* _Instruções da tarefa_
Resuma o trecho em duas frases.

Claudia Bontempo
Morávamos numa cidade muito pequena, cheia de passarinhos em que a vida passava devagar. Meu pai era funcionário da única fábrica do lugar e minha melhor amiga, Suzaninha, era a filha do gerente geral. Nossas mães eram amigas desde pequenas, mas tinham situação financeira diferente. D. Aparecida podia andar de vestido, sapato e batom comprados na capital. Nos finais de semana a família assava carne na churrasqueira que tinha em casa.

* _Dados para análise_
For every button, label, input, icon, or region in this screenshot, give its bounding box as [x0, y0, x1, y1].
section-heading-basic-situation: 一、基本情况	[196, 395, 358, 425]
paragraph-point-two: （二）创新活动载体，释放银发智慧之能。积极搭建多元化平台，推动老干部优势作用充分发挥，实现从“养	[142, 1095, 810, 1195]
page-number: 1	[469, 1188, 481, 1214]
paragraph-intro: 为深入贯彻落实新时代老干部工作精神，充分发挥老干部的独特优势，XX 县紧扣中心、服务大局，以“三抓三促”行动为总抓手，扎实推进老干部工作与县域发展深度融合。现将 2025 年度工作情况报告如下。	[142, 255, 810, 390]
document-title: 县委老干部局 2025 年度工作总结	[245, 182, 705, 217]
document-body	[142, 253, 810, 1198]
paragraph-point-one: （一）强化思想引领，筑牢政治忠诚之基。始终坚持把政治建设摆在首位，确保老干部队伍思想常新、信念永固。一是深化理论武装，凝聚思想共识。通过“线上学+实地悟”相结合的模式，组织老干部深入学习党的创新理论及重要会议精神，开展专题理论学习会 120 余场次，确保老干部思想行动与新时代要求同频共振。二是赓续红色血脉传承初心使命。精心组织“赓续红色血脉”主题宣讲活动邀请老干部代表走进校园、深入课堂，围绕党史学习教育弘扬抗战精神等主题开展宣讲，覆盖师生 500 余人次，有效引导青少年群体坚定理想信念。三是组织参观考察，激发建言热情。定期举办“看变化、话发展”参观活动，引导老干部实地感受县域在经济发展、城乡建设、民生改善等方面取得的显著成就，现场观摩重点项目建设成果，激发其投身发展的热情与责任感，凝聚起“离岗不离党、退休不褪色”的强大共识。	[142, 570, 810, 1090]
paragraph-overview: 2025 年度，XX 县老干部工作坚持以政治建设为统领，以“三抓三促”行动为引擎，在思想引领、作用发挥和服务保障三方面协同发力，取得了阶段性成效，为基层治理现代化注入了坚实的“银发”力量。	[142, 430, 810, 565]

* _Resposta ao exercício_
Numa cidade muito pequena, cheia de passarinhos e de vida lenta, o pai de quem narra trabalhava na única fábrica do lugar, e a melhor amiga, Suzaninha, era filha do gerente geral. As mães eram amigas desde pequenas, mas tinham situação financeira diferente: D. Aparecida podia usar vestido, sapato e batom comprados na capital, e, nos finais de semana, a família assava carne na churrasqueira de casa.